(AIM):
How many lines in these records hold the string "this"? Reply with the number alone.

(ITEMS):

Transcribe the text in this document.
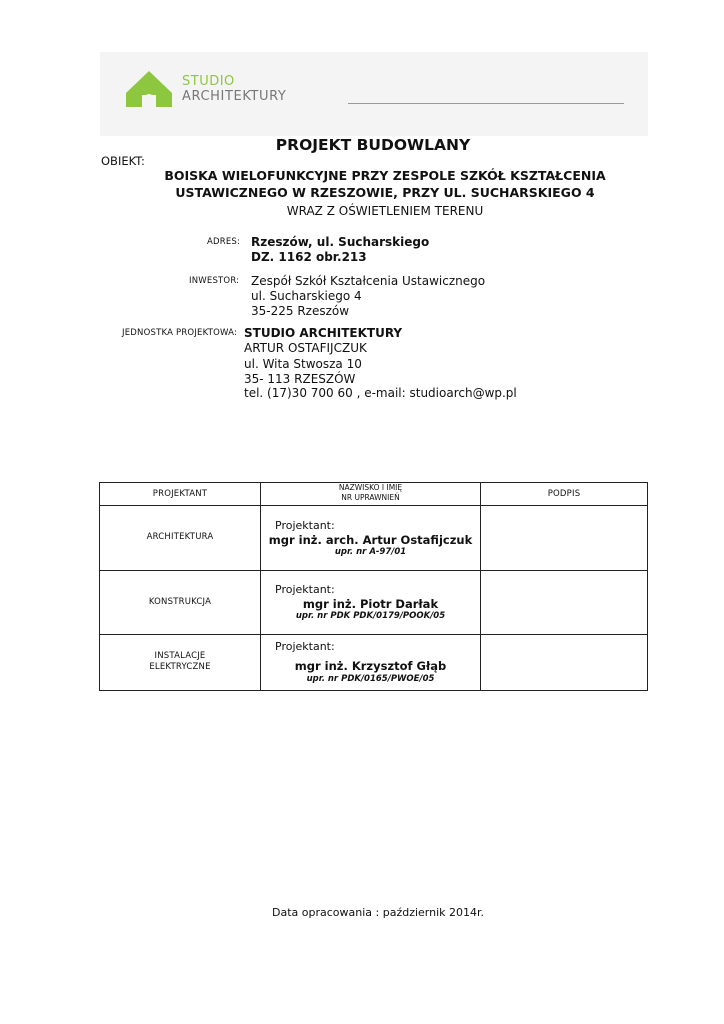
STUDIO
ARCHITEKTURY
PROJEKT BUDOWLANY
OBIEKT:
BOISKA WIELOFUNKCYJNE PRZY ZESPOLE SZKÓŁ KSZTAŁCENIA
USTAWICZNEGO W RZESZOWIE, PRZY UL. SUCHARSKIEGO 4
WRAZ Z OŚWIETLENIEM TERENU
ADRES: Rzeszów, ul. Sucharskiego
DZ. 1162 obr.213
INWESTOR: Zespół Szkół Kształcenia Ustawicznego
ul. Sucharskiego 4
35-225 Rzeszów
JEDNOSTKA PROJEKTOWA: STUDIO ARCHITEKTURY
ARTUR OSTAFIJCZUK
ul. Wita Stwosza 10
35- 113 RZESZÓW
tel. (17)30 700 60 , e-mail: studioarch@wp.pl
PROJEKTANT
NAZWISKO I IMIĘ
NR UPRAWNIEŃ	PODPIS
ARCHITEKTURA
Projektant:
mgr inż. arch. Artur Ostafijczuk
upr. nr A-97/01
KONSTRUKCJA
Projektant:
mgr inż. Piotr Darłak
upr. nr PDK PDK/0179/POOK/05
INSTALACJE
ELEKTRYCZNE
Projektant:
mgr inż. Krzysztof Głąb
upr. nr PDK/0165/PWOE/05
Data opracowania : październik 2014r.
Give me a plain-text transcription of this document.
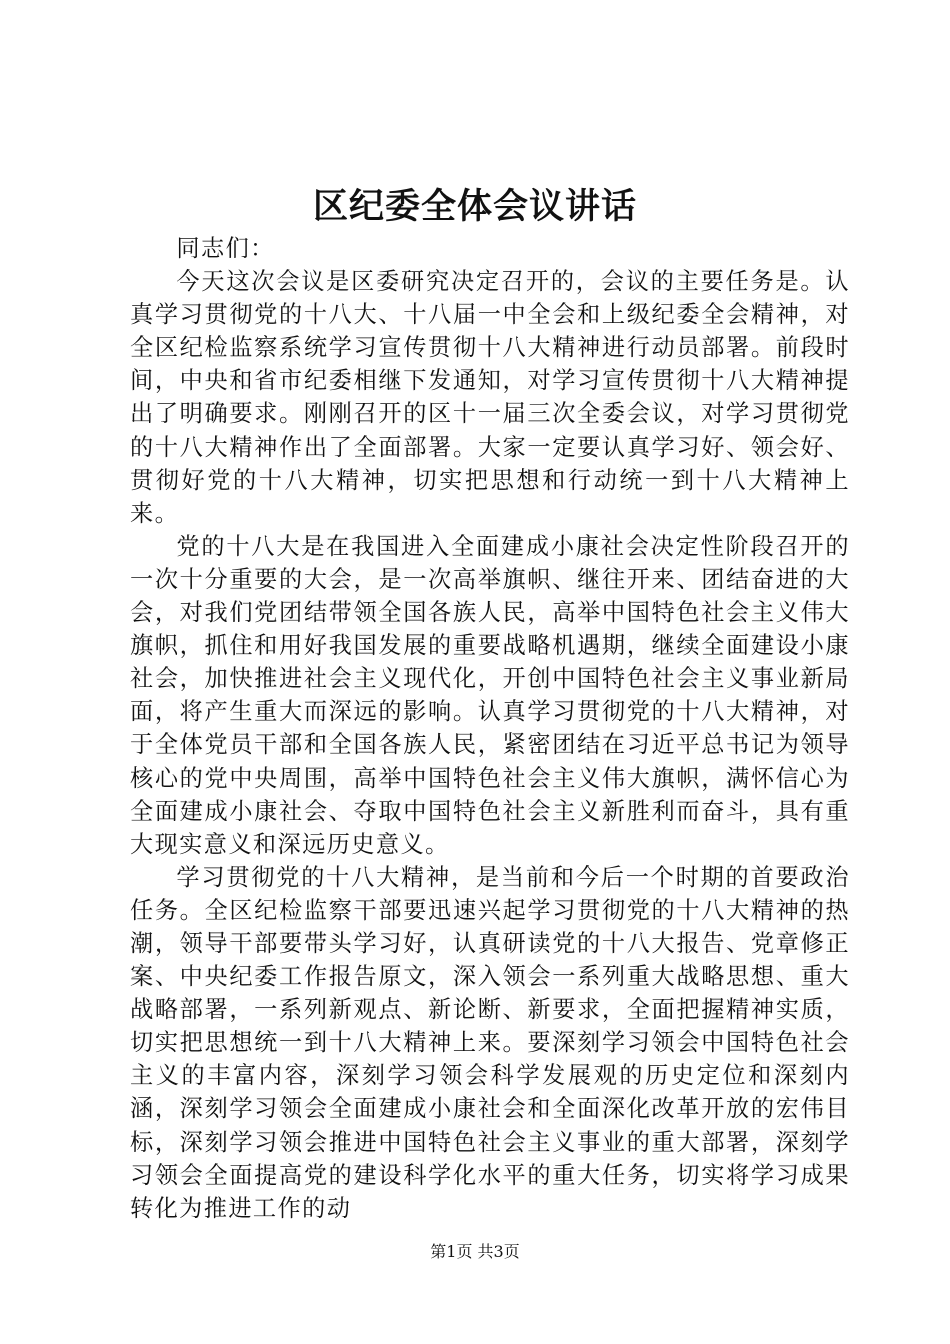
区纪委全体会议讲话

同志们：

今天这次会议是区委研究决定召开的，会议的主要任务是。认真学习贯彻党的十八大、十八届一中全会和上级纪委全会精神，对全区纪检监察系统学习宣传贯彻十八大精神进行动员部署。前段时间，中央和省市纪委相继下发通知，对学习宣传贯彻十八大精神提出了明确要求。刚刚召开的区十一届三次全委会议，对学习贯彻党的十八大精神作出了全面部署。大家一定要认真学习好、领会好、贯彻好党的十八大精神，切实把思想和行动统一到十八大精神上来。

党的十八大是在我国进入全面建成小康社会决定性阶段召开的一次十分重要的大会，是一次高举旗帜、继往开来、团结奋进的大会，对我们党团结带领全国各族人民，高举中国特色社会主义伟大旗帜，抓住和用好我国发展的重要战略机遇期，继续全面建设小康社会，加快推进社会主义现代化，开创中国特色社会主义事业新局面，将产生重大而深远的影响。认真学习贯彻党的十八大精神，对于全体党员干部和全国各族人民，紧密团结在习近平总书记为领导核心的党中央周围，高举中国特色社会主义伟大旗帜，满怀信心为全面建成小康社会、夺取中国特色社会主义新胜利而奋斗，具有重大现实意义和深远历史意义。

学习贯彻党的十八大精神，是当前和今后一个时期的首要政治任务。全区纪检监察干部要迅速兴起学习贯彻党的十八大精神的热潮，领导干部要带头学习好，认真研读党的十八大报告、党章修正案、中央纪委工作报告原文，深入领会一系列重大战略思想、重大战略部署，一系列新观点、新论断、新要求，全面把握精神实质，切实把思想统一到十八大精神上来。要深刻学习领会中国特色社会主义的丰富内容，深刻学习领会科学发展观的历史定位和深刻内涵，深刻学习领会全面建成小康社会和全面深化改革开放的宏伟目标，深刻学习领会推进中国特色社会主义事业的重大部署，深刻学习领会全面提高党的建设科学化水平的重大任务，切实将学习成果转化为推进工作的动

第1页 共3页
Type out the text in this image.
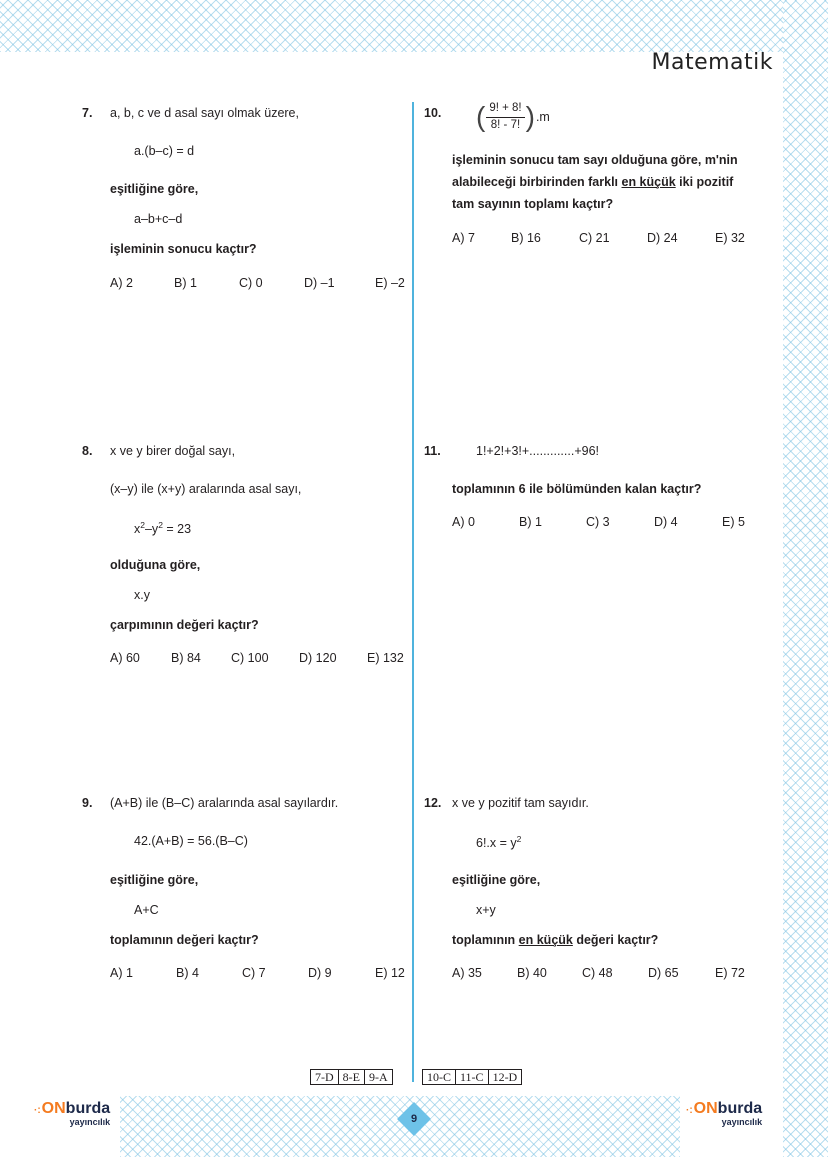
Matematik
7. a, b, c ve d asal sayı olmak üzere,
a.(b–c) = d
eşitliğine göre,
a–b+c–d
işleminin sonucu kaçtır?
A) 2	B) 1	C) 0	D) –1	E) –2
8. x ve y birer doğal sayı,
(x–y) ile (x+y) aralarında asal sayı,
$x^2-y^2 = 23$
olduğuna göre,
x.y
çarpımının değeri kaçtır?
A) 60 B) 84 C) 100 D) 120 E) 132
9. (A+B) ile (B–C) aralarında asal sayılardır.
42.(A+B) = 56.(B–C)
eşitliğine göre,
A+C
toplamının değeri kaçtır?
A) 1	B) 4	C) 7	D) 9	E) 12
10. ( $\frac{9! + 8!}{8! - 7!}$ ) .m
işleminin sonucu tam sayı olduğuna göre, m'nin
alabileceği birbirinden farklı en küçük iki pozitif
tam sayının toplamı kaçtır?
A) 7	B) 16	C) 21	D) 24	E) 32
11.	1!+2!+3!+.............+96!
toplamının 6 ile bölümünden kalan kaçtır?
A) 0	B) 1	C) 3	D) 4	E) 5
12. x ve y pozitif tam sayıdır.
$6!.x = y^2$
eşitliğine göre,
x+y
toplamının en küçük değeri kaçtır?
A) 35	B) 40	C) 48	D) 65	E) 72
7-D 8-E 9-A	10-C 11-C 12-D
·:ONburda
yayıncılık
·:ONburda
yayıncılık
9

(EXERCISE OUTPUT):
3